» **Short exercise**:
Return the lines where the word "type" occurs.
++++
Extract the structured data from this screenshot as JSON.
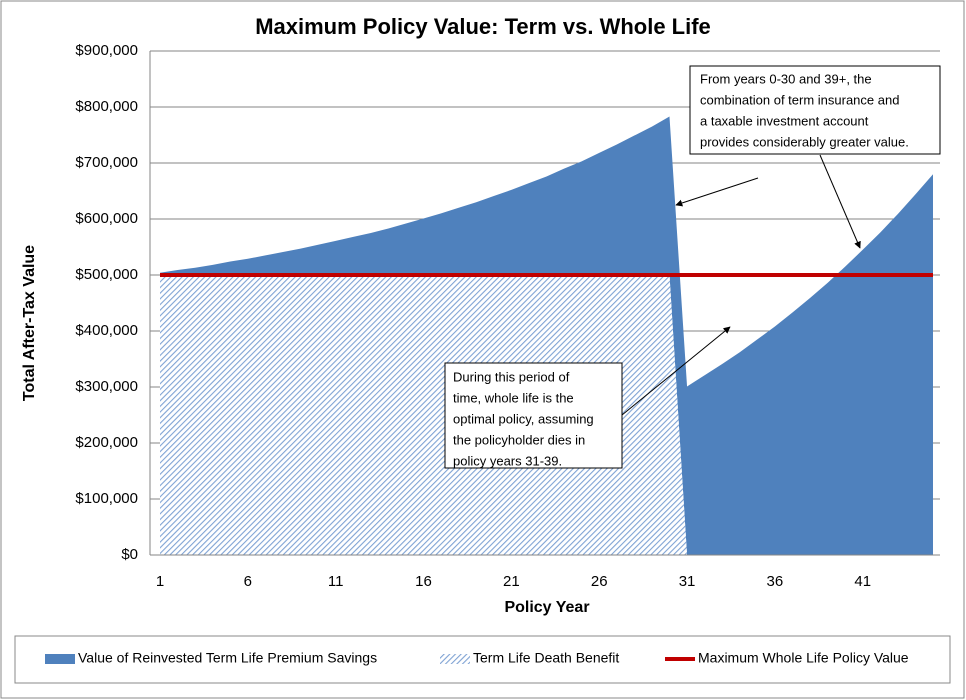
{
  "chart_data": {
    "type": "area",
    "title": "Maximum Policy Value: Term vs. Whole Life",
    "x_label": "Policy Year",
    "y_label": "Total After-Tax Value",
    "categories": [
      1,
      null,
      null,
      null,
      null,
      6,
      null,
      null,
      null,
      null,
      11,
      null,
      null,
      null,
      null,
      16,
      null,
      null,
      null,
      null,
      21,
      null,
      null,
      null,
      null,
      26,
      null,
      null,
      null,
      null,
      31,
      null,
      null,
      null,
      null,
      36,
      null,
      null,
      null,
      null,
      41,
      null,
      null,
      null,
      null
    ],
    "series": [
      {
        "name": "Value of Reinvested Term Life Premium Savings",
        "type": "area",
        "fill": "solid",
        "color": "#4f81bd",
        "values": [
          4000,
          9000,
          13000,
          18000,
          24000,
          29000,
          35000,
          41000,
          47000,
          54000,
          61000,
          68000,
          75000,
          83000,
          92000,
          101000,
          110000,
          120000,
          130000,
          141000,
          152000,
          164000,
          176000,
          190000,
          203000,
          218000,
          233000,
          249000,
          265000,
          283000,
          301000,
          321000,
          341000,
          362000,
          385000,
          408000,
          433000,
          459000,
          486000,
          515000,
          545000,
          576000,
          609000,
          644000,
          680000
        ]
      },
      {
        "name": "Term Life Death Benefit",
        "type": "area",
        "fill": "hatch",
        "color": "#4f81bd",
        "values": [
          500000,
          500000,
          500000,
          500000,
          500000,
          500000,
          500000,
          500000,
          500000,
          500000,
          500000,
          500000,
          500000,
          500000,
          500000,
          500000,
          500000,
          500000,
          500000,
          500000,
          500000,
          500000,
          500000,
          500000,
          500000,
          500000,
          500000,
          500000,
          500000,
          500000,
          0,
          0,
          0,
          0,
          0,
          0,
          0,
          0,
          0,
          0,
          0,
          0,
          0,
          0,
          0
        ]
      },
      {
        "name": "Maximum Whole Life Policy Value",
        "type": "line",
        "color": "#c00000",
        "values": [
          500000,
          500000,
          500000,
          500000,
          500000,
          500000,
          500000,
          500000,
          500000,
          500000,
          500000,
          500000,
          500000,
          500000,
          500000,
          500000,
          500000,
          500000,
          500000,
          500000,
          500000,
          500000,
          500000,
          500000,
          500000,
          500000,
          500000,
          500000,
          500000,
          500000,
          500000,
          500000,
          500000,
          500000,
          500000,
          500000,
          500000,
          500000,
          500000,
          500000,
          500000,
          500000,
          500000,
          500000,
          500000
        ]
      }
    ],
    "stacked": true,
    "ylim": [
      0,
      900000
    ],
    "yticks": [
      {
        "value": 0,
        "label": "$0"
      },
      {
        "value": 100000,
        "label": "$100,000"
      },
      {
        "value": 200000,
        "label": "$200,000"
      },
      {
        "value": 300000,
        "label": "$300,000"
      },
      {
        "value": 400000,
        "label": "$400,000"
      },
      {
        "value": 500000,
        "label": "$500,000"
      },
      {
        "value": 600000,
        "label": "$600,000"
      },
      {
        "value": 700000,
        "label": "$700,000"
      },
      {
        "value": 800000,
        "label": "$800,000"
      },
      {
        "value": 900000,
        "label": "$900,000"
      }
    ],
    "grid": true,
    "legend": "bottom",
    "annotations": [
      {
        "lines": [
          "From years 0-30 and 39+, the",
          "combination of term insurance and",
          "a taxable investment account",
          "provides considerably greater value."
        ]
      },
      {
        "lines": [
          "During this period of",
          "time, whole life is the",
          "optimal policy, assuming",
          "the policyholder dies in",
          "policy years 31-39."
        ]
      }
    ]
  }
}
++++
» **Output for this task**:
    "type": "area",
        "type": "area",
        "type": "area",
        "type": "line",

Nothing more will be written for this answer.